◆ Work to complete:
All of the lines below are to be transcribed faithfully, with pictures excluded from the copy.

◆ Listing:
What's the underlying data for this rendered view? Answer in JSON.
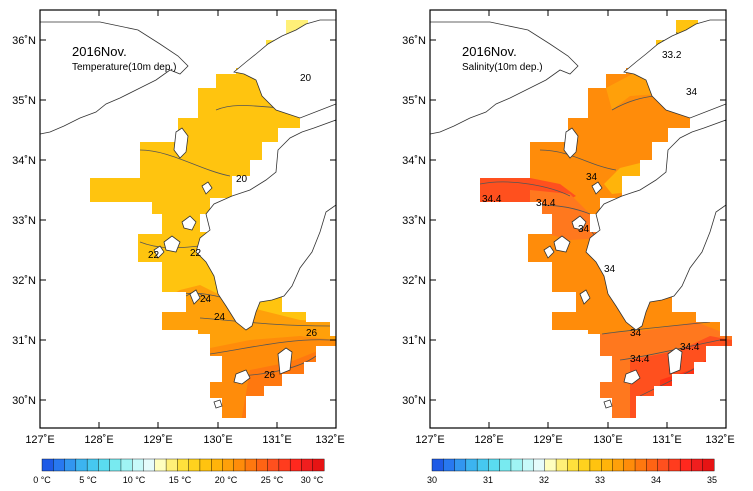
{
  "panels": [
    {
      "title": "2016Nov.",
      "subtitle": "Temperature(10m dep.)",
      "contour_labels": [
        "20",
        "20",
        "22",
        "22",
        "24",
        "24",
        "26",
        "26"
      ],
      "colorbar": {
        "tick_labels": [
          "0 °C",
          "5 °C",
          "10 °C",
          "15 °C",
          "20 °C",
          "25 °C",
          "30 °C"
        ],
        "colors": [
          "#1e5ae6",
          "#2878f0",
          "#3296f0",
          "#3cb4f0",
          "#46c8f0",
          "#5adcf0",
          "#78eaf0",
          "#a0f4f4",
          "#c8fafa",
          "#e6fcfc",
          "#ffffbe",
          "#fff078",
          "#ffe13c",
          "#ffd21e",
          "#ffc30f",
          "#ffb40a",
          "#ffa00a",
          "#ff8c0a",
          "#ff780f",
          "#ff6414",
          "#ff501e",
          "#ff3c1e",
          "#ff281e",
          "#f01e1e",
          "#e61414"
        ]
      }
    },
    {
      "title": "2016Nov.",
      "subtitle": "Salinity(10m dep.)",
      "contour_labels": [
        "33.2",
        "34",
        "34",
        "34.4",
        "34.4",
        "34",
        "34",
        "34",
        "34.4",
        "34.4"
      ],
      "colorbar": {
        "tick_labels": [
          "30",
          "31",
          "32",
          "33",
          "34",
          "35"
        ],
        "colors": [
          "#1e5ae6",
          "#2878f0",
          "#3296f0",
          "#3cb4f0",
          "#46c8f0",
          "#5adcf0",
          "#78eaf0",
          "#a0f4f4",
          "#c8fafa",
          "#e6fcfc",
          "#ffffbe",
          "#fff078",
          "#ffe13c",
          "#ffd21e",
          "#ffc30f",
          "#ffb40a",
          "#ffa00a",
          "#ff8c0a",
          "#ff780f",
          "#ff6414",
          "#ff501e",
          "#ff3c1e",
          "#ff281e",
          "#f01e1e",
          "#e61414"
        ]
      }
    }
  ],
  "axes": {
    "x_tick_labels": [
      "127˚E",
      "128˚E",
      "129˚E",
      "130˚E",
      "131˚E",
      "132˚E"
    ],
    "y_tick_labels": [
      "36˚N",
      "35˚N",
      "34˚N",
      "33˚N",
      "32˚N",
      "31˚N",
      "30˚N"
    ]
  },
  "palette": {
    "land": "#ffffff",
    "coast": "#333333",
    "frame": "#000000",
    "contour": "#555555"
  }
}
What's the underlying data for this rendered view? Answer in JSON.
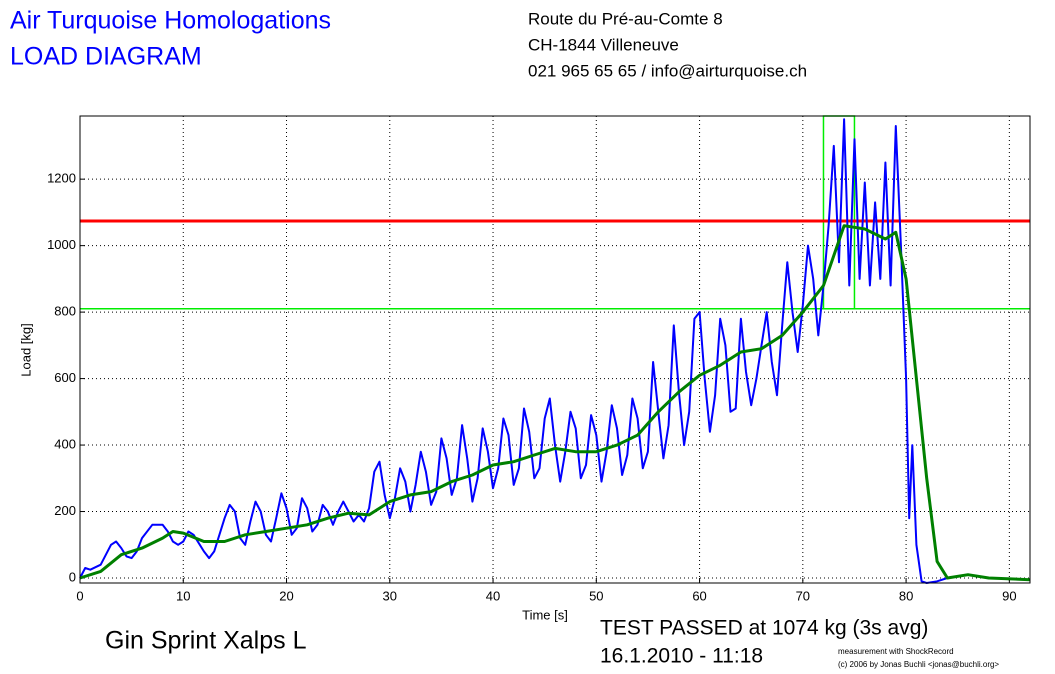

◆ Task result:
What's the underlying data for this rendered view? Answer in JSON.
{
  "panels": [
    {
      "title": "2016Nov.",
      "subtitle": "Temperature(10m dep.)",
      "contour_labels": [
        "20",
        "20",
        "22",
        "22",
        "24",
        "24",
        "26",
        "26"
      ],
      "colorbar": {
        "tick_labels": [
          "0 °C",
          "5 °C",
          "10 °C",
          "15 °C",
          "20 °C",
          "25 °C",
          "30 °C"
        ],
        "colors": [
          "#1e5ae6",
          "#2878f0",
          "#3296f0",
          "#3cb4f0",
          "#46c8f0",
          "#5adcf0",
          "#78eaf0",
          "#a0f4f4",
          "#c8fafa",
          "#e6fcfc",
          "#ffffbe",
          "#fff078",
          "#ffe13c",
          "#ffd21e",
          "#ffc30f",
          "#ffb40a",
          "#ffa00a",
          "#ff8c0a",
          "#ff780f",
          "#ff6414",
          "#ff501e",
          "#ff3c1e",
          "#ff281e",
          "#f01e1e",
          "#e61414"
        ]
      }
    },
    {
      "title": "2016Nov.",
      "subtitle": "Salinity(10m dep.)",
      "contour_labels": [
        "33.2",
        "34",
        "34",
        "34.4",
        "34.4",
        "34",
        "34",
        "34",
        "34.4",
        "34.4"
      ],
      "colorbar": {
        "tick_labels": [
          "30",
          "31",
          "32",
          "33",
          "34",
          "35"
        ],
        "colors": [
          "#1e5ae6",
          "#2878f0",
          "#3296f0",
          "#3cb4f0",
          "#46c8f0",
          "#5adcf0",
          "#78eaf0",
          "#a0f4f4",
          "#c8fafa",
          "#e6fcfc",
          "#ffffbe",
          "#fff078",
          "#ffe13c",
          "#ffd21e",
          "#ffc30f",
          "#ffb40a",
          "#ffa00a",
          "#ff8c0a",
          "#ff780f",
          "#ff6414",
          "#ff501e",
          "#ff3c1e",
          "#ff281e",
          "#f01e1e",
          "#e61414"
        ]
      }
    }
  ],
  "axes": {
    "x_tick_labels": [
      "127˚E",
      "128˚E",
      "129˚E",
      "130˚E",
      "131˚E",
      "132˚E"
    ],
    "y_tick_labels": [
      "36˚N",
      "35˚N",
      "34˚N",
      "33˚N",
      "32˚N",
      "31˚N",
      "30˚N"
    ]
  },
  "palette": {
    "land": "#ffffff",
    "coast": "#333333",
    "frame": "#000000",
    "contour": "#555555"
  }
}
What's the underlying data for this rendered view? Answer in JSON.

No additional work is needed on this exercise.